» **The exercise**
From the listing that follows, output everything exactly except the pictures.
##########
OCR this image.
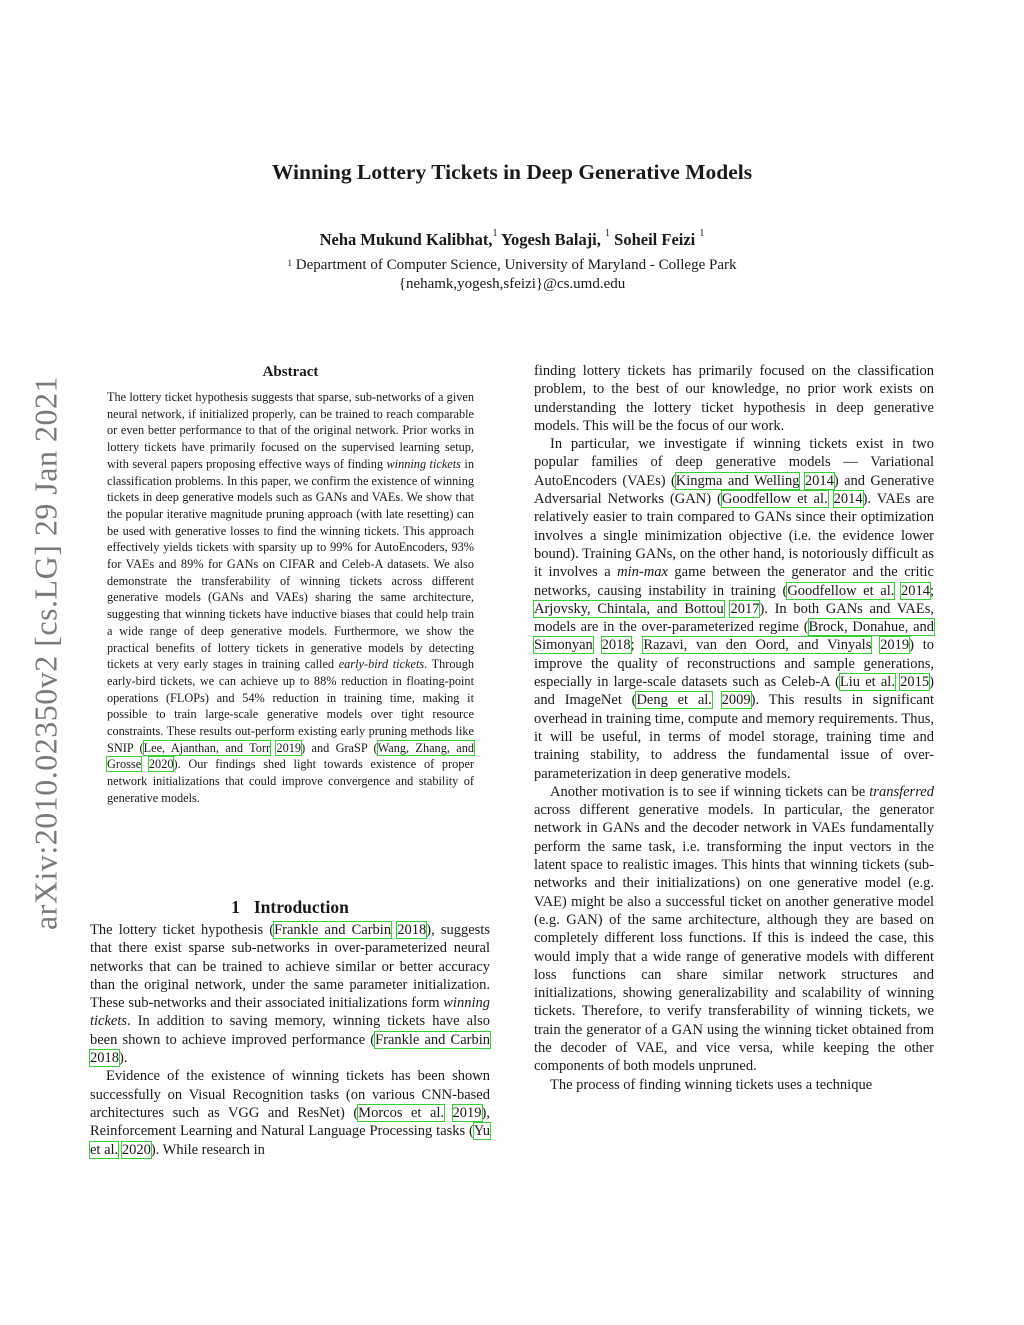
arXiv:2010.02350v2 [cs.LG] 29 Jan 2021
Winning Lottery Tickets in Deep Generative Models
Neha Mukund Kalibhat,$^1$ Yogesh Balaji, $^1$ Soheil Feizi $^1$
$^1$ Department of Computer Science, University of Maryland - College Park
{nehamk,yogesh,sfeizi}@cs.umd.edu
Abstract
The lottery ticket hypothesis suggests that sparse, sub-networks of a given neural network, if initialized properly, can be trained to reach comparable or even better performance to that of the original network. Prior works in lottery tickets have primarily focused on the supervised learning setup, with several papers proposing effective ways of finding winning tickets in classification problems. In this paper, we confirm the existence of winning tickets in deep generative models such as GANs and VAEs. We show that the popular iterative magnitude pruning approach (with late resetting) can be used with generative losses to find the winning tickets. This approach effectively yields tickets with sparsity up to 99% for AutoEncoders, 93% for VAEs and 89% for GANs on CIFAR and Celeb-A datasets. We also demonstrate the transferability of winning tickets across different generative models (GANs and VAEs) sharing the same architecture, suggesting that winning tickets have inductive biases that could help train a wide range of deep generative models. Furthermore, we show the practical benefits of lottery tickets in generative models by detecting tickets at very early stages in training called early-bird tickets. Through early-bird tickets, we can achieve up to 88% reduction in floating-point operations (FLOPs) and 54% reduction in training time, making it possible to train large-scale generative models over tight resource constraints. These results out-perform existing early pruning methods like SNIP (Lee, Ajanthan, and Torr 2019) and GraSP (Wang, Zhang, and Grosse 2020). Our findings shed light towards existence of proper network initializations that could improve convergence and stability of generative models.
1 Introduction

The lottery ticket hypothesis (Frankle and Carbin 2018), suggests that there exist sparse sub-networks in over-parameterized neural networks that can be trained to achieve similar or better accuracy than the original network, under the same parameter initialization. These sub-networks and their associated initializations form winning tickets. In addition to saving memory, winning tickets have also been shown to achieve improved performance (Frankle and Carbin 2018).

Evidence of the existence of winning tickets has been shown successfully on Visual Recognition tasks (on various CNN-based architectures such as VGG and ResNet) (Morcos et al. 2019), Reinforcement Learning and Natural Language Processing tasks (Yu et al. 2020). While research in

finding lottery tickets has primarily focused on the classification problem, to the best of our knowledge, no prior work exists on understanding the lottery ticket hypothesis in deep generative models. This will be the focus of our work.

In particular, we investigate if winning tickets exist in two popular families of deep generative models — Variational AutoEncoders (VAEs) (Kingma and Welling 2014) and Generative Adversarial Networks (GAN) (Goodfellow et al. 2014). VAEs are relatively easier to train compared to GANs since their optimization involves a single minimization objective (i.e. the evidence lower bound). Training GANs, on the other hand, is notoriously difficult as it involves a min-max game between the generator and the critic networks, causing instability in training (Goodfellow et al. 2014; Arjovsky, Chintala, and Bottou 2017). In both GANs and VAEs, models are in the over-parameterized regime (Brock, Donahue, and Simonyan 2018; Razavi, van den Oord, and Vinyals 2019) to improve the quality of reconstructions and sample generations, especially in large-scale datasets such as Celeb-A (Liu et al. 2015) and ImageNet (Deng et al. 2009). This results in significant overhead in training time, compute and memory requirements. Thus, it will be useful, in terms of model storage, training time and training stability, to address the fundamental issue of over-parameterization in deep generative models.

Another motivation is to see if winning tickets can be transferred across different generative models. In particular, the generator network in GANs and the decoder network in VAEs fundamentally perform the same task, i.e. transforming the input vectors in the latent space to realistic images. This hints that winning tickets (sub-networks and their initializations) on one generative model (e.g. VAE) might be also a successful ticket on another generative model (e.g. GAN) of the same architecture, although they are based on completely different loss functions. If this is indeed the case, this would imply that a wide range of generative models with different loss functions can share similar network structures and initializations, showing generalizability and scalability of winning tickets. Therefore, to verify transferability of winning tickets, we train the generator of a GAN using the winning ticket obtained from the decoder of VAE, and vice versa, while keeping the other components of both models unpruned.

The process of finding winning tickets uses a technique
##########
» **The reply**
OCR this image.
arXiv:2010.02350v2 [cs.LG] 29 Jan 2021
Winning Lottery Tickets in Deep Generative Models
Neha Mukund Kalibhat,$^1$ Yogesh Balaji, $^1$ Soheil Feizi $^1$
$^1$ Department of Computer Science, University of Maryland - College Park
{nehamk,yogesh,sfeizi}@cs.umd.edu
Abstract
The lottery ticket hypothesis suggests that sparse, sub-networks of a given neural network, if initialized properly, can be trained to reach comparable or even better performance to that of the original network. Prior works in lottery tickets have primarily focused on the supervised learning setup, with several papers proposing effective ways of finding winning tickets in classification problems. In this paper, we confirm the existence of winning tickets in deep generative models such as GANs and VAEs. We show that the popular iterative magnitude pruning approach (with late resetting) can be used with generative losses to find the winning tickets. This approach effectively yields tickets with sparsity up to 99% for AutoEncoders, 93% for VAEs and 89% for GANs on CIFAR and Celeb-A datasets. We also demonstrate the transferability of winning tickets across different generative models (GANs and VAEs) sharing the same architecture, suggesting that winning tickets have inductive biases that could help train a wide range of deep generative models. Furthermore, we show the practical benefits of lottery tickets in generative models by detecting tickets at very early stages in training called early-bird tickets. Through early-bird tickets, we can achieve up to 88% reduction in floating-point operations (FLOPs) and 54% reduction in training time, making it possible to train large-scale generative models over tight resource constraints. These results out-perform existing early pruning methods like SNIP (Lee, Ajanthan, and Torr 2019) and GraSP (Wang, Zhang, and Grosse 2020). Our findings shed light towards existence of proper network initializations that could improve convergence and stability of generative models.
1 Introduction

The lottery ticket hypothesis (Frankle and Carbin 2018), suggests that there exist sparse sub-networks in over-parameterized neural networks that can be trained to achieve similar or better accuracy than the original network, under the same parameter initialization. These sub-networks and their associated initializations form winning tickets. In addition to saving memory, winning tickets have also been shown to achieve improved performance (Frankle and Carbin 2018).

Evidence of the existence of winning tickets has been shown successfully on Visual Recognition tasks (on various CNN-based architectures such as VGG and ResNet) (Morcos et al. 2019), Reinforcement Learning and Natural Language Processing tasks (Yu et al. 2020). While research in

finding lottery tickets has primarily focused on the classification problem, to the best of our knowledge, no prior work exists on understanding the lottery ticket hypothesis in deep generative models. This will be the focus of our work.

In particular, we investigate if winning tickets exist in two popular families of deep generative models — Variational AutoEncoders (VAEs) (Kingma and Welling 2014) and Generative Adversarial Networks (GAN) (Goodfellow et al. 2014). VAEs are relatively easier to train compared to GANs since their optimization involves a single minimization objective (i.e. the evidence lower bound). Training GANs, on the other hand, is notoriously difficult as it involves a min-max game between the generator and the critic networks, causing instability in training (Goodfellow et al. 2014; Arjovsky, Chintala, and Bottou 2017). In both GANs and VAEs, models are in the over-parameterized regime (Brock, Donahue, and Simonyan 2018; Razavi, van den Oord, and Vinyals 2019) to improve the quality of reconstructions and sample generations, especially in large-scale datasets such as Celeb-A (Liu et al. 2015) and ImageNet (Deng et al. 2009). This results in significant overhead in training time, compute and memory requirements. Thus, it will be useful, in terms of model storage, training time and training stability, to address the fundamental issue of over-parameterization in deep generative models.

Another motivation is to see if winning tickets can be transferred across different generative models. In particular, the generator network in GANs and the decoder network in VAEs fundamentally perform the same task, i.e. transforming the input vectors in the latent space to realistic images. This hints that winning tickets (sub-networks and their initializations) on one generative model (e.g. VAE) might be also a successful ticket on another generative model (e.g. GAN) of the same architecture, although they are based on completely different loss functions. If this is indeed the case, this would imply that a wide range of generative models with different loss functions can share similar network structures and initializations, showing generalizability and scalability of winning tickets. Therefore, to verify transferability of winning tickets, we train the generator of a GAN using the winning ticket obtained from the decoder of VAE, and vice versa, while keeping the other components of both models unpruned.

The process of finding winning tickets uses a technique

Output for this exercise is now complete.